### DATA LINES:
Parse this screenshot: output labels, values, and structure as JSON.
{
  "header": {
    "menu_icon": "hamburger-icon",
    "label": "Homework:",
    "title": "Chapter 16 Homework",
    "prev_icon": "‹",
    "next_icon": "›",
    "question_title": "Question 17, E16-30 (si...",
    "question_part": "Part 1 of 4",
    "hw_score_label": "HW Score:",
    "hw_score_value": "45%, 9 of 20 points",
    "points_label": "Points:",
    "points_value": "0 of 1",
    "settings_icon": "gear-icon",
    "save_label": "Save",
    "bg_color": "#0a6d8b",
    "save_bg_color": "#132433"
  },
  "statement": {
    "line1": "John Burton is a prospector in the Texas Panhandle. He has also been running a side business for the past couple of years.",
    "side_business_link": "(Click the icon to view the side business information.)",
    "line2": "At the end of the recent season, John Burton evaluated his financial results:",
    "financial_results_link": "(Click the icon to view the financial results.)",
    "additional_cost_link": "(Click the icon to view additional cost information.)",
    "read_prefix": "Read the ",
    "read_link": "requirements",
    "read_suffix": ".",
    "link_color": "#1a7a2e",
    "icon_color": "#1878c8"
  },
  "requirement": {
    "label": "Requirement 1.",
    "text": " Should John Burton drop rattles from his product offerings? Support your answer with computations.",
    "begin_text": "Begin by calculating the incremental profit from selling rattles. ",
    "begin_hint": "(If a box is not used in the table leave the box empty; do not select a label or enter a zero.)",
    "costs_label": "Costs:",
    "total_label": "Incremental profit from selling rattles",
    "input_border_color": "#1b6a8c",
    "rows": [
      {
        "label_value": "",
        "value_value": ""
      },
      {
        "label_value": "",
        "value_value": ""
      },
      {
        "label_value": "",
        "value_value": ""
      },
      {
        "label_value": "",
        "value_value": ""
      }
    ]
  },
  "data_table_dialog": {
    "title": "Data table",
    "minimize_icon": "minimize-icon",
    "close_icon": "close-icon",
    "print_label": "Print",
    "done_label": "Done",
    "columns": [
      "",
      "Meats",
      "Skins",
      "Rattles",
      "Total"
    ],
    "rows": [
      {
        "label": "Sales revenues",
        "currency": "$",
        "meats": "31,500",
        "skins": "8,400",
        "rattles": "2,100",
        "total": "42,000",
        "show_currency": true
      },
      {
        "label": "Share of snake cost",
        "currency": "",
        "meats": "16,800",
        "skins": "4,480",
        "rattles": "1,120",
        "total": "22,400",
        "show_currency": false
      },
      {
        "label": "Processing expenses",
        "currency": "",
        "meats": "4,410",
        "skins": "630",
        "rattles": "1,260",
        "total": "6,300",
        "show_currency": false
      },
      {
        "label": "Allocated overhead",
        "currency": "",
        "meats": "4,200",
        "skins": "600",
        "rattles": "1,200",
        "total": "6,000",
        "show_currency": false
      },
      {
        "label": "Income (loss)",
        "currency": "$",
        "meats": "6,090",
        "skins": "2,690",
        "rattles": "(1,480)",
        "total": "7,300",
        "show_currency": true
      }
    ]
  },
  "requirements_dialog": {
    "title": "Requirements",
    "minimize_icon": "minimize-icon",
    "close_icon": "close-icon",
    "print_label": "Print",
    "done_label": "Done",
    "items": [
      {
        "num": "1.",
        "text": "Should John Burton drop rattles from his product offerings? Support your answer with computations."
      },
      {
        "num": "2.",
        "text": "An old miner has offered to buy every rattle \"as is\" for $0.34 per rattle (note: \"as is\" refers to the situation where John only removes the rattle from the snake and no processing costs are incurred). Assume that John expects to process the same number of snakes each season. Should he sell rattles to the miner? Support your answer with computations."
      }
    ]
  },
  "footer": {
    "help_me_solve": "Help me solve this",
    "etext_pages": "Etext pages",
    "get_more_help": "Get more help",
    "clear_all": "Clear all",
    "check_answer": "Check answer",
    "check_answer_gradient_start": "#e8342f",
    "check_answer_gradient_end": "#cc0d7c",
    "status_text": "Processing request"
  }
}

### TASK TO CARRY OUT:
Say how many lines of the data include the word "view". Respond with the number alone.

### FULL OUTPUT:
3